WORK TO DO =>
Leave out every picture, then transcribe the rest of the listing exactly.

— start RECORDS SHOWN —

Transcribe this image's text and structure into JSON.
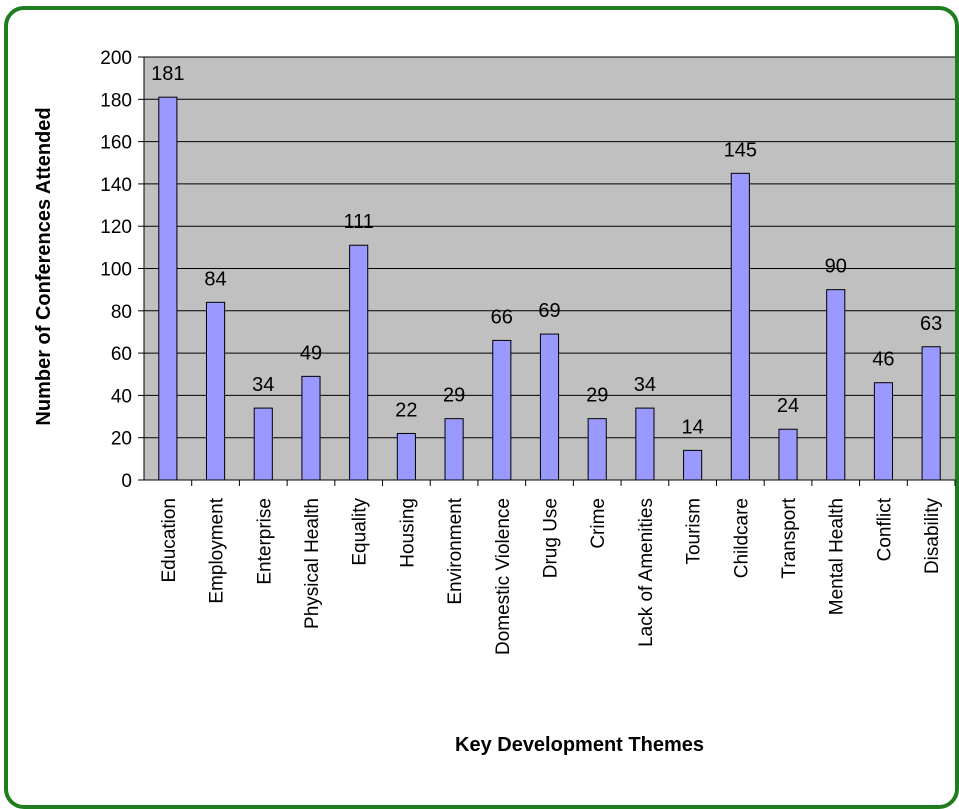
{
  "chart_data": {
    "type": "bar",
    "xlabel": "Key Development Themes",
    "ylabel": "Number of Conferences Attended",
    "ylim": [
      0,
      200
    ],
    "ytick_step": 20,
    "grid": true,
    "legend": "none",
    "categories": [
      "Education",
      "Employment",
      "Enterprise",
      "Physical Health",
      "Equality",
      "Housing",
      "Environment",
      "Domestic Violence",
      "Drug Use",
      "Crime",
      "Lack of Amenities",
      "Tourism",
      "Childcare",
      "Transport",
      "Mental Health",
      "Conflict",
      "Disability"
    ],
    "values": [
      181,
      84,
      34,
      49,
      111,
      22,
      29,
      66,
      69,
      29,
      34,
      14,
      145,
      24,
      90,
      46,
      63
    ],
    "colors": {
      "bar_fill": "#9999ff",
      "bar_stroke": "#000000",
      "plot_background": "#c0c0c0",
      "gridline": "#000000",
      "frame_border": "#1e7d1e"
    }
  }
}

— end RECORDS SHOWN —

SOLUTION FOR THIS EXERCISE =>
Transcribe this image's text and structure into JSON.
{
  "chart_data": {
    "type": "bar",
    "xlabel": "Key Development Themes",
    "ylabel": "Number of Conferences Attended",
    "ylim": [
      0,
      200
    ],
    "ytick_step": 20,
    "grid": true,
    "legend": "none",
    "categories": [
      "Education",
      "Employment",
      "Enterprise",
      "Physical Health",
      "Equality",
      "Housing",
      "Environment",
      "Domestic Violence",
      "Drug Use",
      "Crime",
      "Lack of Amenities",
      "Tourism",
      "Childcare",
      "Transport",
      "Mental Health",
      "Conflict",
      "Disability"
    ],
    "values": [
      181,
      84,
      34,
      49,
      111,
      22,
      29,
      66,
      69,
      29,
      34,
      14,
      145,
      24,
      90,
      46,
      63
    ],
    "colors": {
      "bar_fill": "#9999ff",
      "bar_stroke": "#000000",
      "plot_background": "#c0c0c0",
      "gridline": "#000000",
      "frame_border": "#1e7d1e"
    }
  }
}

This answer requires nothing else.